__Given request__: Gather all lines with the word "Фёдоров" in them.

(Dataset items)
○ ○ ○ ○ ○ ○ ○
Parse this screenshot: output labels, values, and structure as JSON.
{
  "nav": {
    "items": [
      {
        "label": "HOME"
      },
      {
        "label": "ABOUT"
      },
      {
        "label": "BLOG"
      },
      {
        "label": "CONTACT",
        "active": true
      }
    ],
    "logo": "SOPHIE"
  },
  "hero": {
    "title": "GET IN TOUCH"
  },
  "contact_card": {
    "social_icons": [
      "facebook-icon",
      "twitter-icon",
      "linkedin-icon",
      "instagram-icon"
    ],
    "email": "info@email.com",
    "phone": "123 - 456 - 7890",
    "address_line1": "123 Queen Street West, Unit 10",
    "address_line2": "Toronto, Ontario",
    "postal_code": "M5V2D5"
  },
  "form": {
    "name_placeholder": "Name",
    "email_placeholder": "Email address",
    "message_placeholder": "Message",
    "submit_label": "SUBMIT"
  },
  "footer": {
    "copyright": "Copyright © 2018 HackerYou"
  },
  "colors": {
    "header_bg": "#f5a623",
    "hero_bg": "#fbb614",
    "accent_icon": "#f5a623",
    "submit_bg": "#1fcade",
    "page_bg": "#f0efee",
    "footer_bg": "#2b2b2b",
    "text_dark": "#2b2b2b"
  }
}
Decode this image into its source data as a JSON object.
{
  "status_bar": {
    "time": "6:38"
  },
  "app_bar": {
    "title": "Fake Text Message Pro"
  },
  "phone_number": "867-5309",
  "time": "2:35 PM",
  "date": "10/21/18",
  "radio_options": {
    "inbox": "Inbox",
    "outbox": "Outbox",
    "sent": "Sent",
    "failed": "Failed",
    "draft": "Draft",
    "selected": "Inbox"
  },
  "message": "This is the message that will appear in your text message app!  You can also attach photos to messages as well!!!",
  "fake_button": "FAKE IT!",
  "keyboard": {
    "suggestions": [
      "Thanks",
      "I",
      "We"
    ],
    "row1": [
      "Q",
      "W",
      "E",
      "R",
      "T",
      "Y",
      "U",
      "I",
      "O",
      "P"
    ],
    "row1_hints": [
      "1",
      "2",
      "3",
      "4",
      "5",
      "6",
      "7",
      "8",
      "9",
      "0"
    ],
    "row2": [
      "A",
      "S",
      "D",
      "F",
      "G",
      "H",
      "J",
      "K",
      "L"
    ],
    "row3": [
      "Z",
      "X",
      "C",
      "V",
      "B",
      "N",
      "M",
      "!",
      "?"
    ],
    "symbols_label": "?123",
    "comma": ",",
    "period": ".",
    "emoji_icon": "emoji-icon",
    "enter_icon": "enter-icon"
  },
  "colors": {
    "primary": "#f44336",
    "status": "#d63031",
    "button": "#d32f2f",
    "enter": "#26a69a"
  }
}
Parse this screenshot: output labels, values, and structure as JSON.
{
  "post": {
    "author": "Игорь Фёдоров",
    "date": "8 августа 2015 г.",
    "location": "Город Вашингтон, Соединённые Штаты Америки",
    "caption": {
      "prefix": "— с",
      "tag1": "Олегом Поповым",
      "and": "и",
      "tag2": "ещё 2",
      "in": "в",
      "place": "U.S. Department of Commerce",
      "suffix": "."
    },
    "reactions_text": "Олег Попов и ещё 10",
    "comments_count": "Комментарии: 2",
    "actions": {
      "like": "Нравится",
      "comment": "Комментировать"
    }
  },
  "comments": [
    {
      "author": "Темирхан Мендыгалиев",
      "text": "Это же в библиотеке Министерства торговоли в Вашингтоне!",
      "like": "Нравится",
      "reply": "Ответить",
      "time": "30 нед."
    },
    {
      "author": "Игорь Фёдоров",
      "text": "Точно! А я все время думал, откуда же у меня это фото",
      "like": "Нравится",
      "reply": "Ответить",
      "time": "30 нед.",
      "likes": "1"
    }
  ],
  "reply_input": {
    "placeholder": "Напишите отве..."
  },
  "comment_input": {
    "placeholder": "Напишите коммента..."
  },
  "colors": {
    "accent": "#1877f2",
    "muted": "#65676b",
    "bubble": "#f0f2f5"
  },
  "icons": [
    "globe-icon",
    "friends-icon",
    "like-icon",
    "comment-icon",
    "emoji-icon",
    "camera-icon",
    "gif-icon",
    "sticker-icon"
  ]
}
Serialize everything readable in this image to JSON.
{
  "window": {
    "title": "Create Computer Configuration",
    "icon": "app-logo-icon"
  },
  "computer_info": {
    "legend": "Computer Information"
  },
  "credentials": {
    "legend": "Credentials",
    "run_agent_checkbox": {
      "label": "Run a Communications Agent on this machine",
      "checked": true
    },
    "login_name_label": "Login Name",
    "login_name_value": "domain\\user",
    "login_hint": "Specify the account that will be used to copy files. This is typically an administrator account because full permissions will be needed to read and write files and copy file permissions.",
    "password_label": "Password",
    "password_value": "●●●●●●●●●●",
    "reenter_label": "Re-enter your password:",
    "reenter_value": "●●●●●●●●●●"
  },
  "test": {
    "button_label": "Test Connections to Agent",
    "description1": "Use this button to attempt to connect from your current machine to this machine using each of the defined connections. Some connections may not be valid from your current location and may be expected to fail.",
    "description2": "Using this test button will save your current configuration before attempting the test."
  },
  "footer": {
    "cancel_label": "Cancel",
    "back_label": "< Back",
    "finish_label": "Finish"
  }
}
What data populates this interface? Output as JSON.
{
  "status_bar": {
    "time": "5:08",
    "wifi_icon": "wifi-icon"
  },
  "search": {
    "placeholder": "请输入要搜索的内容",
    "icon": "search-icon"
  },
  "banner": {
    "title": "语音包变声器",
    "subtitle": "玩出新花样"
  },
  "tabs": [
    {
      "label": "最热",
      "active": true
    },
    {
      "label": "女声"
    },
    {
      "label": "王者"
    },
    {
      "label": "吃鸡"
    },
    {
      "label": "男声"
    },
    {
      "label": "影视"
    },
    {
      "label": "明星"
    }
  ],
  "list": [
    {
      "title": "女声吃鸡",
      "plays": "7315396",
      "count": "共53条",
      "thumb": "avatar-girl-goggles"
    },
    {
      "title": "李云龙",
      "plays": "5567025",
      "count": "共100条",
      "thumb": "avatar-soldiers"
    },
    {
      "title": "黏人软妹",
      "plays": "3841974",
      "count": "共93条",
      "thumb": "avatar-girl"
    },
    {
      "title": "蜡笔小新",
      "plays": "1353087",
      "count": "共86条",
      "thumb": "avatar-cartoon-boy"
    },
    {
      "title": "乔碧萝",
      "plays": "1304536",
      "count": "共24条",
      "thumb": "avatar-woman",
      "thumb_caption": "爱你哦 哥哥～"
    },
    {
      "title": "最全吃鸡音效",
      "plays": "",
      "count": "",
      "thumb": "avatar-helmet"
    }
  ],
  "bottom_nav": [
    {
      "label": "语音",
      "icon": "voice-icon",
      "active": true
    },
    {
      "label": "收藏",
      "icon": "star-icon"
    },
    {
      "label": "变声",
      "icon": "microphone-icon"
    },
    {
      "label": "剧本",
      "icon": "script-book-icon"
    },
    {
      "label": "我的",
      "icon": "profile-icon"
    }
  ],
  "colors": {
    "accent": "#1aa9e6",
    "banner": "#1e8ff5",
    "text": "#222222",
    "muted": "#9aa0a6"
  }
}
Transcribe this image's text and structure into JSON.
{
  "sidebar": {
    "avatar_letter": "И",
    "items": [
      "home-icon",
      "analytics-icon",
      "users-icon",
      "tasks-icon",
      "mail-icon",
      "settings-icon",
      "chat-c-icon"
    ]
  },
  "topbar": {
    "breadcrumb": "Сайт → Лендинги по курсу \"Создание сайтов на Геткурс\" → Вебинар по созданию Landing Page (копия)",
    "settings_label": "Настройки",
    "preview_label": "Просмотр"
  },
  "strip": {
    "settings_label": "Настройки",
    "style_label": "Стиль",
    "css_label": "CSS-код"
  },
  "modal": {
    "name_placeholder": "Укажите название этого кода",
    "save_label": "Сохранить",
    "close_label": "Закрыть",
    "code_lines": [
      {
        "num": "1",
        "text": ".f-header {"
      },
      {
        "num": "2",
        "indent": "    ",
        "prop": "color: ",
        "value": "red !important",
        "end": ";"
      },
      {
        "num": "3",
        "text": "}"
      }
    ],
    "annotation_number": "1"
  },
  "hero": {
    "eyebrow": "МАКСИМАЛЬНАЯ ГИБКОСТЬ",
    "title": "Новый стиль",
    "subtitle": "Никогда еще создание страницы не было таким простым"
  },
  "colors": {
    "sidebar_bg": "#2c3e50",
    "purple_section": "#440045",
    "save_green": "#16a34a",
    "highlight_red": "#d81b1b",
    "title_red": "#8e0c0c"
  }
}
○ ○ ○ ○ ○ ○ ○
__Reply__:
    "author": "Игорь Фёдоров",
      "author": "Игорь Фёдоров",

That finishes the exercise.